DATASET |
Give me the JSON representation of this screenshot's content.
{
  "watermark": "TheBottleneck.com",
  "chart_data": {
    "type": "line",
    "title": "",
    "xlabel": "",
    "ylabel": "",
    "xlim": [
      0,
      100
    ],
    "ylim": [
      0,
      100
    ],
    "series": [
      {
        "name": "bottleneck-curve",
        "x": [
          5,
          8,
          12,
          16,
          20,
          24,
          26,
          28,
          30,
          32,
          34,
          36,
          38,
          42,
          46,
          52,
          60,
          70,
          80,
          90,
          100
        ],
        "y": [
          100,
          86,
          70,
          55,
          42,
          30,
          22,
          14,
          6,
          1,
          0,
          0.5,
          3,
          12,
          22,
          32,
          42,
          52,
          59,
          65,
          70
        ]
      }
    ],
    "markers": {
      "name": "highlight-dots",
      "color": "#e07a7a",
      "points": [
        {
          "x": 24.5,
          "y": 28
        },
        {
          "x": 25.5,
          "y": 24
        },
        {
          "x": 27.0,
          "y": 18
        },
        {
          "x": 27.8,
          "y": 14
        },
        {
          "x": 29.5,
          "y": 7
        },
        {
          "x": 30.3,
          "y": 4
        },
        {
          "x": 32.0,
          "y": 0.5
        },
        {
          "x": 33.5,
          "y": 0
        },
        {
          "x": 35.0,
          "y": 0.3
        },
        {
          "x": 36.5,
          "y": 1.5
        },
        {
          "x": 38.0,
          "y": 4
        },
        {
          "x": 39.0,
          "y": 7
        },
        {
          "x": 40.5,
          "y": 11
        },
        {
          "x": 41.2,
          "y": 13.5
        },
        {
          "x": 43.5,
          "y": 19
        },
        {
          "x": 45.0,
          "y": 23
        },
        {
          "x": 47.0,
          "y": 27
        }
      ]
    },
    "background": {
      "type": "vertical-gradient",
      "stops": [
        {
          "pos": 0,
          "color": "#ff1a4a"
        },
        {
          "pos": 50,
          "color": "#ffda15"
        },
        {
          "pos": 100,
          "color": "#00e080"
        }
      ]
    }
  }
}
---
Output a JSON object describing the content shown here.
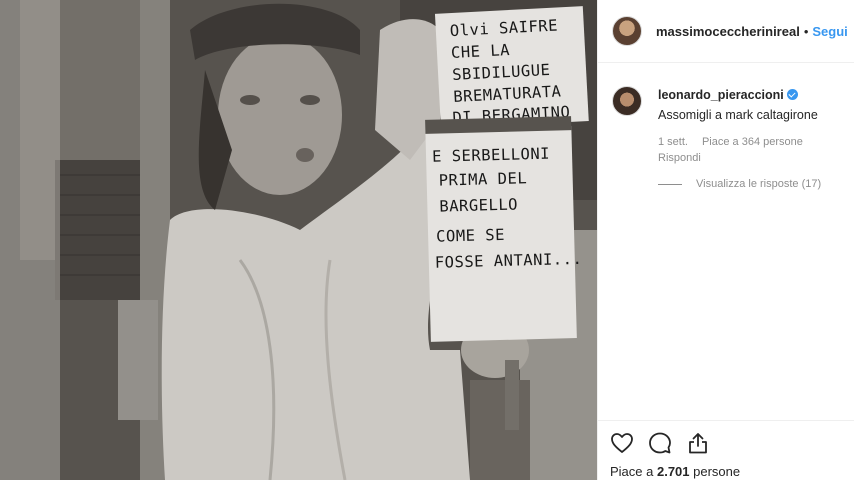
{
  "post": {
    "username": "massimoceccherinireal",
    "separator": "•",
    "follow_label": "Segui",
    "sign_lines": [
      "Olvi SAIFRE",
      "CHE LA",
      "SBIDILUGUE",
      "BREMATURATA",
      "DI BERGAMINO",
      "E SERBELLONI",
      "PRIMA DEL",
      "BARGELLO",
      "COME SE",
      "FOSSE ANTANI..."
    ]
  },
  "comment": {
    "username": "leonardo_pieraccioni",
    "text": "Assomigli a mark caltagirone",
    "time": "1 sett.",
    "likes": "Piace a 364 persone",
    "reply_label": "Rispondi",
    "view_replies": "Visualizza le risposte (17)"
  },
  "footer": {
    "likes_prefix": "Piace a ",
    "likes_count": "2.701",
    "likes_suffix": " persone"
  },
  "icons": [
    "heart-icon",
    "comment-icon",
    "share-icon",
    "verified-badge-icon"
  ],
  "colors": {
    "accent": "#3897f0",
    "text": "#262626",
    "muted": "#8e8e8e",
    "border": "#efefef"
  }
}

EXERCISE INSTRUCTIONS | Copy each line of the preceding data that contains the string "JSON".

PROBLEM SOLUTION |
Give me the JSON representation of this screenshot's content.
Output a JSON object describing the content shown here.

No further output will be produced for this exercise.